STATED EXERCISE
Return each line of the items below without changing a single character.

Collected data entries
════

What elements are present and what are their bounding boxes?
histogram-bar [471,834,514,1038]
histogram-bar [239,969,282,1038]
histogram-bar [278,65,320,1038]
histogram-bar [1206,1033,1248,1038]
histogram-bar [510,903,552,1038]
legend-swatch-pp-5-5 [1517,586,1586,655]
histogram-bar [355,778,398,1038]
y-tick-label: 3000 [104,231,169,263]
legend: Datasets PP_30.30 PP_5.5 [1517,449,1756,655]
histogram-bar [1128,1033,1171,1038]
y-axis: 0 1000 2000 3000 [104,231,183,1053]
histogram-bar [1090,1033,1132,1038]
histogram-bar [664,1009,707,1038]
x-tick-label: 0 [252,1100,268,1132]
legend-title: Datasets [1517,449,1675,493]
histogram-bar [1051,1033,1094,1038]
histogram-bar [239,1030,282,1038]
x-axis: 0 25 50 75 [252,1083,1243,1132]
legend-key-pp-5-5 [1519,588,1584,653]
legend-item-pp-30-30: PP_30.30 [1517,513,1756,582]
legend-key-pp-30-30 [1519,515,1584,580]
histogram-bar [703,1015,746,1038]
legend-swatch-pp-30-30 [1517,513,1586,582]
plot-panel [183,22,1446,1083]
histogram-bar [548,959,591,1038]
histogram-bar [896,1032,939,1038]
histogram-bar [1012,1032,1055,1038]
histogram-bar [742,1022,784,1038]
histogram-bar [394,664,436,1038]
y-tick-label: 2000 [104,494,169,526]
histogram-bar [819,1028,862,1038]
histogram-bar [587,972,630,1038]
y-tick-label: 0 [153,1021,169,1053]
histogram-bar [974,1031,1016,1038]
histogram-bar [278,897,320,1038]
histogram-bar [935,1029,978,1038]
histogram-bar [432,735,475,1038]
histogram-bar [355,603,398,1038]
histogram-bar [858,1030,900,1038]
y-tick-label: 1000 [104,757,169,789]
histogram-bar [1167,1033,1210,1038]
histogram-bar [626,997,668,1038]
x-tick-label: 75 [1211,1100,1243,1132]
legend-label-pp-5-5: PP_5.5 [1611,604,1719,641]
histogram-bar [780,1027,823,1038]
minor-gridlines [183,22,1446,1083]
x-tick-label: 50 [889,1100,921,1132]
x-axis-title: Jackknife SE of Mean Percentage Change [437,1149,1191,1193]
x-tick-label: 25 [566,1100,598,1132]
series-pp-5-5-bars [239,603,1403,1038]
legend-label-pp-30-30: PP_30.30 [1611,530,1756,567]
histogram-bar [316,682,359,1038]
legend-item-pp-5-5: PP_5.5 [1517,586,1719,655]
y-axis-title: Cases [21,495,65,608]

════

EXPECTED ANSWER
What elements are present and what are their bounding boxes?
histogram-bar [471,834,514,1038]
histogram-bar [239,969,282,1038]
histogram-bar [278,65,320,1038]
histogram-bar [1206,1033,1248,1038]
histogram-bar [510,903,552,1038]
legend-swatch-pp-5-5 [1517,586,1586,655]
histogram-bar [355,778,398,1038]
y-tick-label: 3000 [104,231,169,263]
legend: Datasets PP_30.30 PP_5.5 [1517,449,1756,655]
histogram-bar [1128,1033,1171,1038]
y-axis: 0 1000 2000 3000 [104,231,183,1053]
histogram-bar [1090,1033,1132,1038]
histogram-bar [664,1009,707,1038]
x-tick-label: 0 [252,1100,268,1132]
legend-title: Datasets [1517,449,1675,493]
histogram-bar [1051,1033,1094,1038]
histogram-bar [239,1030,282,1038]
x-axis: 0 25 50 75 [252,1083,1243,1132]
legend-key-pp-5-5 [1519,588,1584,653]
legend-item-pp-30-30: PP_30.30 [1517,513,1756,582]
legend-key-pp-30-30 [1519,515,1584,580]
histogram-bar [703,1015,746,1038]
legend-swatch-pp-30-30 [1517,513,1586,582]
plot-panel [183,22,1446,1083]
histogram-bar [548,959,591,1038]
histogram-bar [896,1032,939,1038]
histogram-bar [1012,1032,1055,1038]
histogram-bar [742,1022,784,1038]
histogram-bar [394,664,436,1038]
y-tick-label: 2000 [104,494,169,526]
histogram-bar [819,1028,862,1038]
histogram-bar [587,972,630,1038]
y-tick-label: 0 [153,1021,169,1053]
histogram-bar [974,1031,1016,1038]
histogram-bar [278,897,320,1038]
histogram-bar [935,1029,978,1038]
histogram-bar [432,735,475,1038]
histogram-bar [355,603,398,1038]
histogram-bar [858,1030,900,1038]
y-tick-label: 1000 [104,757,169,789]
histogram-bar [1167,1033,1210,1038]
histogram-bar [626,997,668,1038]
x-tick-label: 75 [1211,1100,1243,1132]
legend-label-pp-5-5: PP_5.5 [1611,604,1719,641]
histogram-bar [780,1027,823,1038]
minor-gridlines [183,22,1446,1083]
x-tick-label: 50 [889,1100,921,1132]
x-axis-title: Jackknife SE of Mean Percentage Change [437,1149,1191,1193]
x-tick-label: 25 [566,1100,598,1132]
series-pp-5-5-bars [239,603,1403,1038]
legend-label-pp-30-30: PP_30.30 [1611,530,1756,567]
histogram-bar [316,682,359,1038]
legend-item-pp-5-5: PP_5.5 [1517,586,1719,655]
y-axis-title: Cases [21,495,65,608]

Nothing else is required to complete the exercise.